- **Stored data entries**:
--- BEGIN ---

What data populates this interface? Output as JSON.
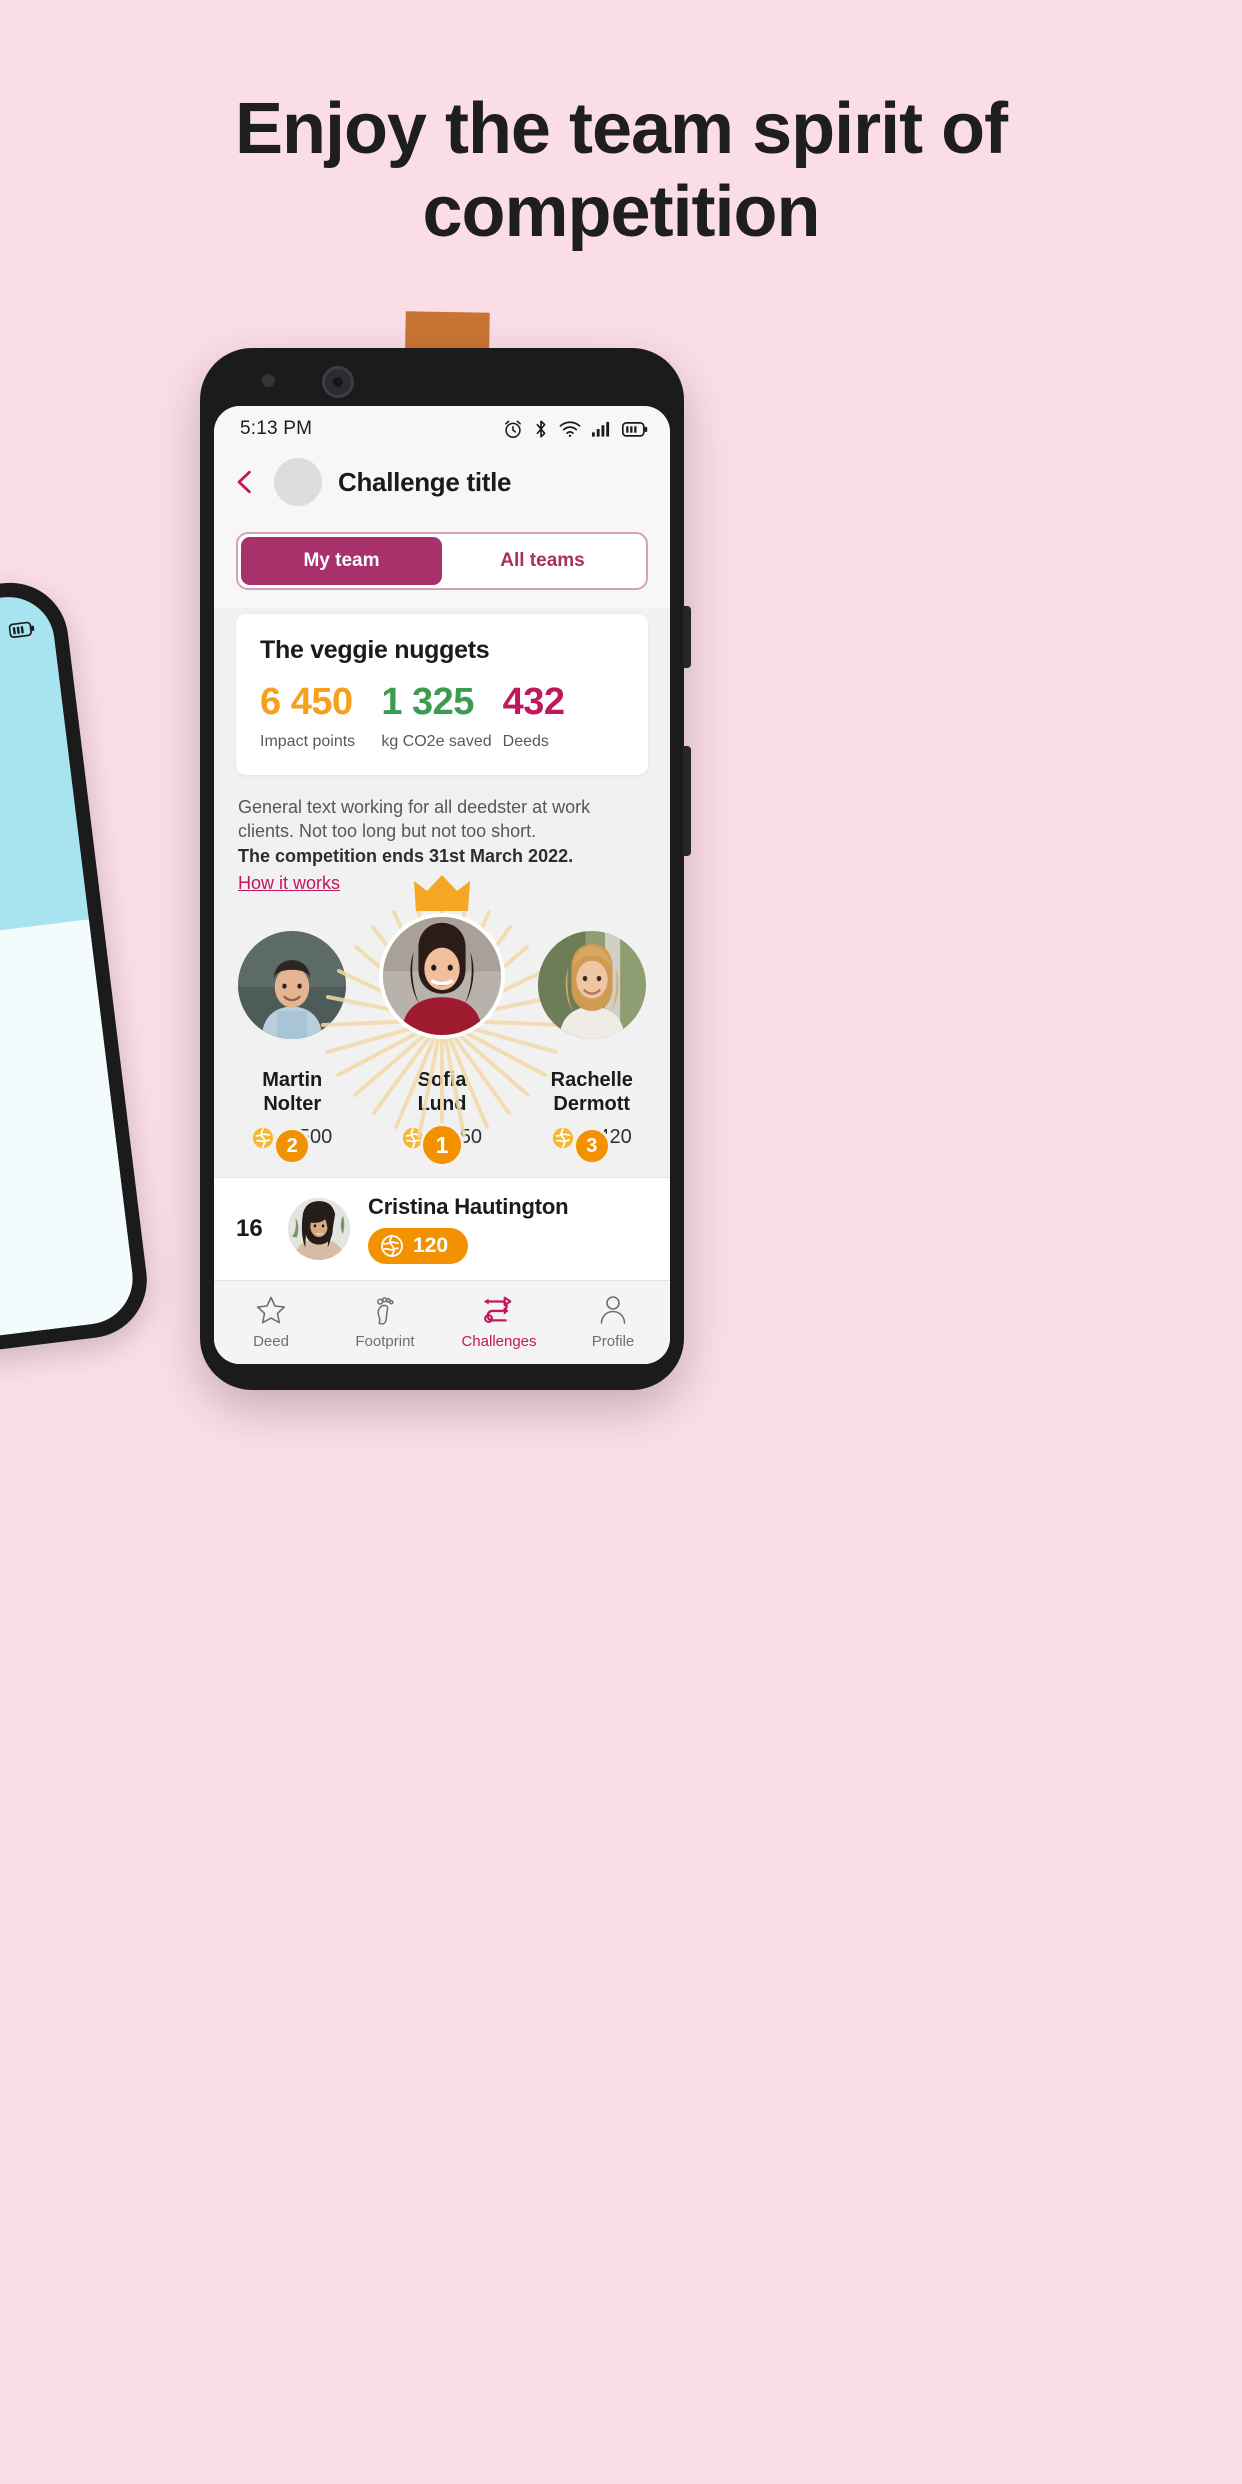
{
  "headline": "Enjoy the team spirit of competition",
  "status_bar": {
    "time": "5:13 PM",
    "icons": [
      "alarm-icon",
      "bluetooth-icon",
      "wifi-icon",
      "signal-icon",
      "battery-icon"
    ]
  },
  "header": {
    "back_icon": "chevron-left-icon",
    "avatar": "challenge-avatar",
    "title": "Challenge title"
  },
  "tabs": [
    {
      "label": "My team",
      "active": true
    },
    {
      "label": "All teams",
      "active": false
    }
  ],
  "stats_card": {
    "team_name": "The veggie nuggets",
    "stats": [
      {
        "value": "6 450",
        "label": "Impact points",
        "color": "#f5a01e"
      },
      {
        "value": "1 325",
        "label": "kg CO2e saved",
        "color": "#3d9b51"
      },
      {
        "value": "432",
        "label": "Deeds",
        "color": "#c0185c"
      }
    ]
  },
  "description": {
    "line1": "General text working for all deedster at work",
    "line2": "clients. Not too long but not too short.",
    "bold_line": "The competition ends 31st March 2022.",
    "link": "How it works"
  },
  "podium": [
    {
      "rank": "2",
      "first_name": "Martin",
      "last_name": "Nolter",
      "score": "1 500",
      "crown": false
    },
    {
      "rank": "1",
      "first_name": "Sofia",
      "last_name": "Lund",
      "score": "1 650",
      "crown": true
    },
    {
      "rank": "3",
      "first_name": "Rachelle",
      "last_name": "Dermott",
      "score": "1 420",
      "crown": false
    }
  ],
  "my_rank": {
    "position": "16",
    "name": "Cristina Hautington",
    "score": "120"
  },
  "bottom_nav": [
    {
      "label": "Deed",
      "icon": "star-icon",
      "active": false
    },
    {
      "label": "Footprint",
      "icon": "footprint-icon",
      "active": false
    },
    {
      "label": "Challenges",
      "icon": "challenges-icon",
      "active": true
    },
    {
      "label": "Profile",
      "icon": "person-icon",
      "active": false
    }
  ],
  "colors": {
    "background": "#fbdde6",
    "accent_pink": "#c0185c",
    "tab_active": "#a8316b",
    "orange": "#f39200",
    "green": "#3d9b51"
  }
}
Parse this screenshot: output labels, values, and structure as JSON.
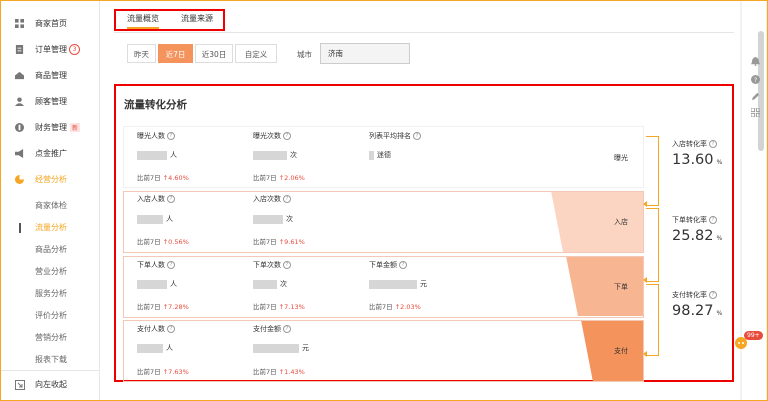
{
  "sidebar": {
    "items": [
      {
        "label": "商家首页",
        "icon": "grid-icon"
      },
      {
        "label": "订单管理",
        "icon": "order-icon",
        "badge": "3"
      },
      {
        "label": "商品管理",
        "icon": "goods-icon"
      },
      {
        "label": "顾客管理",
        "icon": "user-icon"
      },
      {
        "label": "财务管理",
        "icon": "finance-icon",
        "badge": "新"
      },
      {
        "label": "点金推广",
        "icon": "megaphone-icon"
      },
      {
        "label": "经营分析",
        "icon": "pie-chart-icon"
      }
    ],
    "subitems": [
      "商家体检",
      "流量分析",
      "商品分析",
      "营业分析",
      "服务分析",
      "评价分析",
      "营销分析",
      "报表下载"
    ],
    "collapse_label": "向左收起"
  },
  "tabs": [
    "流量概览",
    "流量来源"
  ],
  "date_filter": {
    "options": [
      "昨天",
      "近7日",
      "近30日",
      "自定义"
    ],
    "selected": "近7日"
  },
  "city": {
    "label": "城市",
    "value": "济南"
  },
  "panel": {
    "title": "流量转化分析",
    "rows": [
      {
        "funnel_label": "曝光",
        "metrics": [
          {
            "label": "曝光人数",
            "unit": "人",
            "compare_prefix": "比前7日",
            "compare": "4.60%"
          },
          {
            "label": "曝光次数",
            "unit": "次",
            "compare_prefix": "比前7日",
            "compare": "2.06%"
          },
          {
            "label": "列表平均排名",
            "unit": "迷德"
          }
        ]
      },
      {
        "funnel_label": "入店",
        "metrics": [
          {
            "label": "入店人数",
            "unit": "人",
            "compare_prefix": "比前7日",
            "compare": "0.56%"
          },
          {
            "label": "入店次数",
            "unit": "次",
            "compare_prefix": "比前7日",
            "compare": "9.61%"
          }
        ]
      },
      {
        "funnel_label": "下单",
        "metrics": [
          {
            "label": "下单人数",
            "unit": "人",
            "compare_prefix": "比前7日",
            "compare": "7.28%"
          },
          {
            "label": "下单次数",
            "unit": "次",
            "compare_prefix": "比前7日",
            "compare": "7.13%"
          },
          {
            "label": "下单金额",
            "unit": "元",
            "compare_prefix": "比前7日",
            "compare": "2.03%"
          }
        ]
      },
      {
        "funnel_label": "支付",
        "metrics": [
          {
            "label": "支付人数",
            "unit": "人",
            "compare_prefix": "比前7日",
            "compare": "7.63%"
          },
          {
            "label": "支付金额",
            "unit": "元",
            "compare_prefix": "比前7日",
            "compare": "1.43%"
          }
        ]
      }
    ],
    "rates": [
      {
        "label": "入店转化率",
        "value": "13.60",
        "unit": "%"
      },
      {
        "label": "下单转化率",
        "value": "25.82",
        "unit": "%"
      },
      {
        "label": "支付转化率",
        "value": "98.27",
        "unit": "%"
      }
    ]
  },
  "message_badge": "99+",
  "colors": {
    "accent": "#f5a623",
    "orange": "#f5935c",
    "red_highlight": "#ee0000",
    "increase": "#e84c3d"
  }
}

--- END ---

- **PROBLEM REQUIREMENTS**: Transcribe every entry word for word, but skip the pictures.

- **FULL RESPONSE**:
What data populates this interface? Output as JSON.
{
  "headline": "Enjoy the team spirit of competition",
  "status_bar": {
    "time": "5:13 PM",
    "icons": [
      "alarm-icon",
      "bluetooth-icon",
      "wifi-icon",
      "signal-icon",
      "battery-icon"
    ]
  },
  "header": {
    "back_icon": "chevron-left-icon",
    "avatar": "challenge-avatar",
    "title": "Challenge title"
  },
  "tabs": [
    {
      "label": "My team",
      "active": true
    },
    {
      "label": "All teams",
      "active": false
    }
  ],
  "stats_card": {
    "team_name": "The veggie nuggets",
    "stats": [
      {
        "value": "6 450",
        "label": "Impact points",
        "color": "#f5a01e"
      },
      {
        "value": "1 325",
        "label": "kg CO2e saved",
        "color": "#3d9b51"
      },
      {
        "value": "432",
        "label": "Deeds",
        "color": "#c0185c"
      }
    ]
  },
  "description": {
    "line1": "General text working for all deedster at work",
    "line2": "clients. Not too long but not too short.",
    "bold_line": "The competition ends 31st March 2022.",
    "link": "How it works"
  },
  "podium": [
    {
      "rank": "2",
      "first_name": "Martin",
      "last_name": "Nolter",
      "score": "1 500",
      "crown": false
    },
    {
      "rank": "1",
      "first_name": "Sofia",
      "last_name": "Lund",
      "score": "1 650",
      "crown": true
    },
    {
      "rank": "3",
      "first_name": "Rachelle",
      "last_name": "Dermott",
      "score": "1 420",
      "crown": false
    }
  ],
  "my_rank": {
    "position": "16",
    "name": "Cristina Hautington",
    "score": "120"
  },
  "bottom_nav": [
    {
      "label": "Deed",
      "icon": "star-icon",
      "active": false
    },
    {
      "label": "Footprint",
      "icon": "footprint-icon",
      "active": false
    },
    {
      "label": "Challenges",
      "icon": "challenges-icon",
      "active": true
    },
    {
      "label": "Profile",
      "icon": "person-icon",
      "active": false
    }
  ],
  "colors": {
    "background": "#fbdde6",
    "accent_pink": "#c0185c",
    "tab_active": "#a8316b",
    "orange": "#f39200",
    "green": "#3d9b51"
  }
}
Parse this screenshot: output labels, values, and structure as JSON.
{
  "sidebar": {
    "items": [
      {
        "label": "商家首页",
        "icon": "grid-icon"
      },
      {
        "label": "订单管理",
        "icon": "order-icon",
        "badge": "3"
      },
      {
        "label": "商品管理",
        "icon": "goods-icon"
      },
      {
        "label": "顾客管理",
        "icon": "user-icon"
      },
      {
        "label": "财务管理",
        "icon": "finance-icon",
        "badge": "新"
      },
      {
        "label": "点金推广",
        "icon": "megaphone-icon"
      },
      {
        "label": "经营分析",
        "icon": "pie-chart-icon"
      }
    ],
    "subitems": [
      "商家体检",
      "流量分析",
      "商品分析",
      "营业分析",
      "服务分析",
      "评价分析",
      "营销分析",
      "报表下载"
    ],
    "collapse_label": "向左收起"
  },
  "tabs": [
    "流量概览",
    "流量来源"
  ],
  "date_filter": {
    "options": [
      "昨天",
      "近7日",
      "近30日",
      "自定义"
    ],
    "selected": "近7日"
  },
  "city": {
    "label": "城市",
    "value": "济南"
  },
  "panel": {
    "title": "流量转化分析",
    "rows": [
      {
        "funnel_label": "曝光",
        "metrics": [
          {
            "label": "曝光人数",
            "unit": "人",
            "compare_prefix": "比前7日",
            "compare": "4.60%"
          },
          {
            "label": "曝光次数",
            "unit": "次",
            "compare_prefix": "比前7日",
            "compare": "2.06%"
          },
          {
            "label": "列表平均排名",
            "unit": "迷德"
          }
        ]
      },
      {
        "funnel_label": "入店",
        "metrics": [
          {
            "label": "入店人数",
            "unit": "人",
            "compare_prefix": "比前7日",
            "compare": "0.56%"
          },
          {
            "label": "入店次数",
            "unit": "次",
            "compare_prefix": "比前7日",
            "compare": "9.61%"
          }
        ]
      },
      {
        "funnel_label": "下单",
        "metrics": [
          {
            "label": "下单人数",
            "unit": "人",
            "compare_prefix": "比前7日",
            "compare": "7.28%"
          },
          {
            "label": "下单次数",
            "unit": "次",
            "compare_prefix": "比前7日",
            "compare": "7.13%"
          },
          {
            "label": "下单金额",
            "unit": "元",
            "compare_prefix": "比前7日",
            "compare": "2.03%"
          }
        ]
      },
      {
        "funnel_label": "支付",
        "metrics": [
          {
            "label": "支付人数",
            "unit": "人",
            "compare_prefix": "比前7日",
            "compare": "7.63%"
          },
          {
            "label": "支付金额",
            "unit": "元",
            "compare_prefix": "比前7日",
            "compare": "1.43%"
          }
        ]
      }
    ],
    "rates": [
      {
        "label": "入店转化率",
        "value": "13.60",
        "unit": "%"
      },
      {
        "label": "下单转化率",
        "value": "25.82",
        "unit": "%"
      },
      {
        "label": "支付转化率",
        "value": "98.27",
        "unit": "%"
      }
    ]
  },
  "message_badge": "99+",
  "colors": {
    "accent": "#f5a623",
    "orange": "#f5935c",
    "red_highlight": "#ee0000",
    "increase": "#e84c3d"
  }
}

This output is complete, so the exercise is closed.